Stated problem: Give back the full listing verbatim, apart from its images.
>> BEGIN Listed entries
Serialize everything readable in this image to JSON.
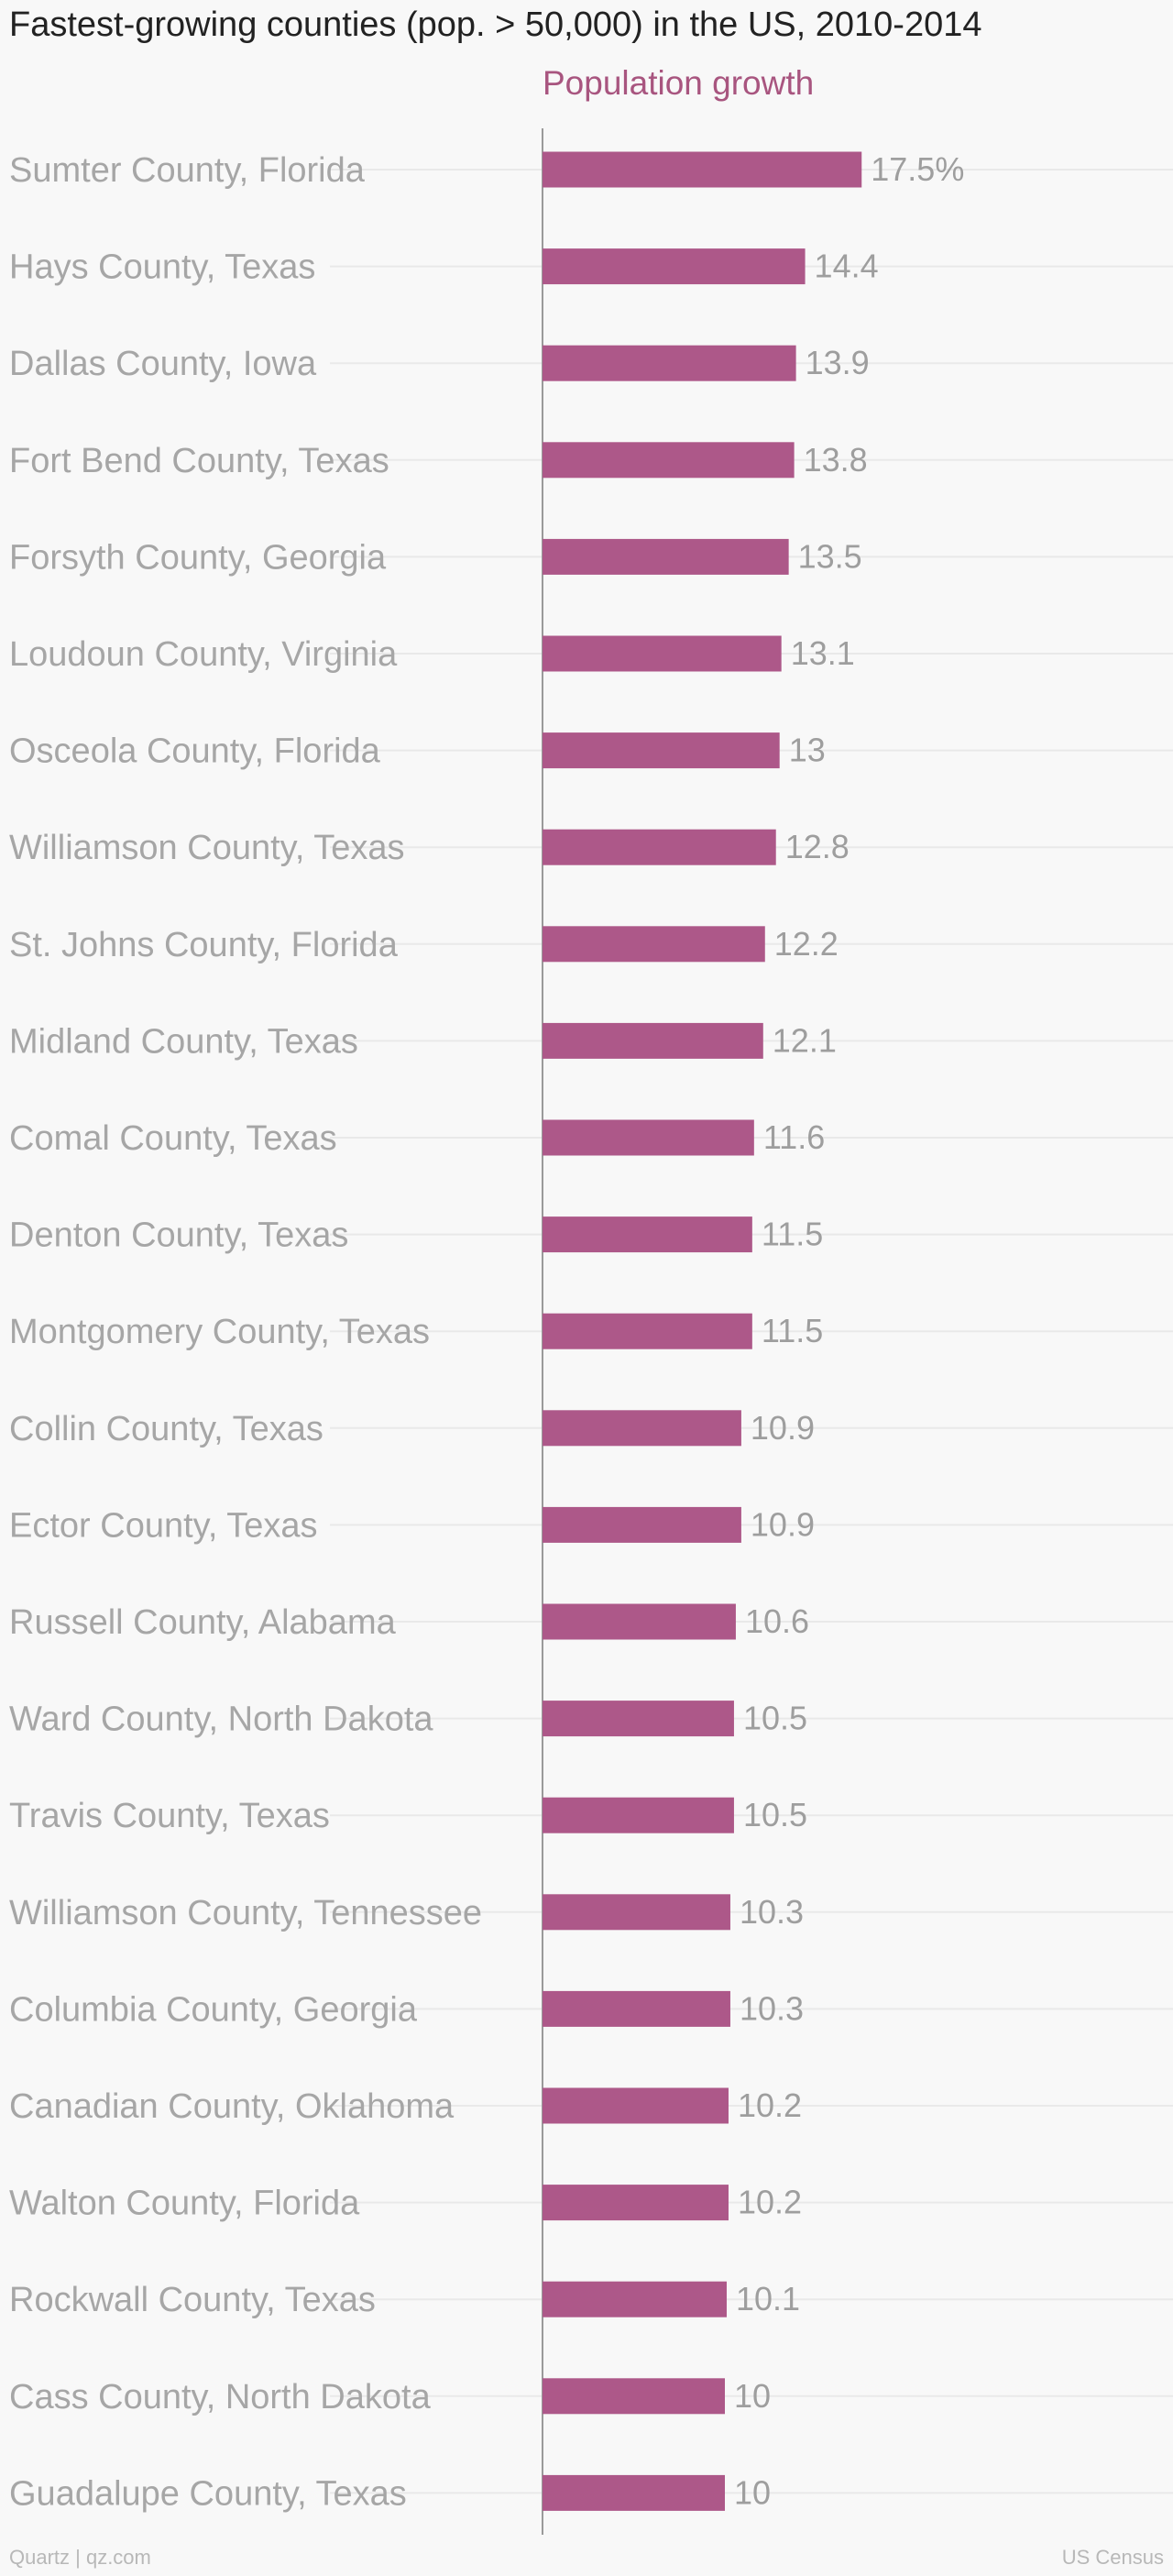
{
  "chart_data": {
    "type": "bar",
    "orientation": "horizontal",
    "title": "Fastest-growing counties (pop. > 50,000) in the US, 2010-2014",
    "series_name": "Population growth",
    "value_suffix_first": "%",
    "bar_color": "#ad5889",
    "xlim": [
      0,
      20
    ],
    "categories": [
      "Sumter County, Florida",
      "Hays County, Texas",
      "Dallas County, Iowa",
      "Fort Bend County, Texas",
      "Forsyth County, Georgia",
      "Loudoun County, Virginia",
      "Osceola County, Florida",
      "Williamson County, Texas",
      "St. Johns County, Florida",
      "Midland County, Texas",
      "Comal County, Texas",
      "Denton County, Texas",
      "Montgomery County, Texas",
      "Collin County, Texas",
      "Ector County, Texas",
      "Russell County, Alabama",
      "Ward County, North Dakota",
      "Travis County, Texas",
      "Williamson County, Tennessee",
      "Columbia County, Georgia",
      "Canadian County, Oklahoma",
      "Walton County, Florida",
      "Rockwall County, Texas",
      "Cass County, North Dakota",
      "Guadalupe County, Texas"
    ],
    "values": [
      17.5,
      14.4,
      13.9,
      13.8,
      13.5,
      13.1,
      13,
      12.8,
      12.2,
      12.1,
      11.6,
      11.5,
      11.5,
      10.9,
      10.9,
      10.6,
      10.5,
      10.5,
      10.3,
      10.3,
      10.2,
      10.2,
      10.1,
      10,
      10
    ],
    "value_labels": [
      "17.5%",
      "14.4",
      "13.9",
      "13.8",
      "13.5",
      "13.1",
      "13",
      "12.8",
      "12.2",
      "12.1",
      "11.6",
      "11.5",
      "11.5",
      "10.9",
      "10.9",
      "10.6",
      "10.5",
      "10.5",
      "10.3",
      "10.3",
      "10.2",
      "10.2",
      "10.1",
      "10",
      "10"
    ]
  },
  "footer": {
    "credit": "Quartz | qz.com",
    "source": "US Census"
  }
}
>> END Listed entries
Exercise response:
Serialize everything readable in this image to JSON.
{
  "chart_data": {
    "type": "bar",
    "orientation": "horizontal",
    "title": "Fastest-growing counties (pop. > 50,000) in the US, 2010-2014",
    "series_name": "Population growth",
    "value_suffix_first": "%",
    "bar_color": "#ad5889",
    "xlim": [
      0,
      20
    ],
    "categories": [
      "Sumter County, Florida",
      "Hays County, Texas",
      "Dallas County, Iowa",
      "Fort Bend County, Texas",
      "Forsyth County, Georgia",
      "Loudoun County, Virginia",
      "Osceola County, Florida",
      "Williamson County, Texas",
      "St. Johns County, Florida",
      "Midland County, Texas",
      "Comal County, Texas",
      "Denton County, Texas",
      "Montgomery County, Texas",
      "Collin County, Texas",
      "Ector County, Texas",
      "Russell County, Alabama",
      "Ward County, North Dakota",
      "Travis County, Texas",
      "Williamson County, Tennessee",
      "Columbia County, Georgia",
      "Canadian County, Oklahoma",
      "Walton County, Florida",
      "Rockwall County, Texas",
      "Cass County, North Dakota",
      "Guadalupe County, Texas"
    ],
    "values": [
      17.5,
      14.4,
      13.9,
      13.8,
      13.5,
      13.1,
      13,
      12.8,
      12.2,
      12.1,
      11.6,
      11.5,
      11.5,
      10.9,
      10.9,
      10.6,
      10.5,
      10.5,
      10.3,
      10.3,
      10.2,
      10.2,
      10.1,
      10,
      10
    ],
    "value_labels": [
      "17.5%",
      "14.4",
      "13.9",
      "13.8",
      "13.5",
      "13.1",
      "13",
      "12.8",
      "12.2",
      "12.1",
      "11.6",
      "11.5",
      "11.5",
      "10.9",
      "10.9",
      "10.6",
      "10.5",
      "10.5",
      "10.3",
      "10.3",
      "10.2",
      "10.2",
      "10.1",
      "10",
      "10"
    ]
  },
  "footer": {
    "credit": "Quartz | qz.com",
    "source": "US Census"
  }
}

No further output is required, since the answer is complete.